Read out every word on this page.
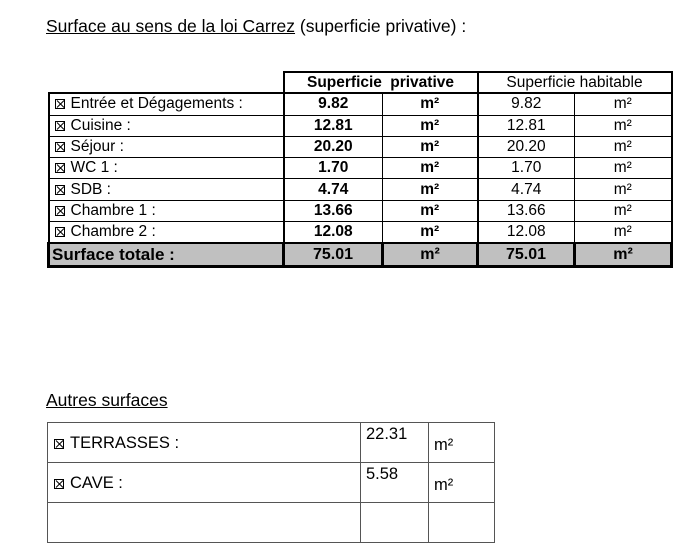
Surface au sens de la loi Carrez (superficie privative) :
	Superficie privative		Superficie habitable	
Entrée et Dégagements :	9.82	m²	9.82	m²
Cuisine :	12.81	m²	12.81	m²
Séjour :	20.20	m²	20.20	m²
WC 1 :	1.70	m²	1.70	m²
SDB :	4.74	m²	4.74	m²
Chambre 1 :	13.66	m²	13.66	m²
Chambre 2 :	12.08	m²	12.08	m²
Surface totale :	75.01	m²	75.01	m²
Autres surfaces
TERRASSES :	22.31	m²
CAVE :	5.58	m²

* * * * * * *

In the listing, find every line containing the word "privative" and list it.

→ RESPONSE
Surface au sens de la loi Carrez (superficie privative) :
	Superficie privative		Superficie habitable	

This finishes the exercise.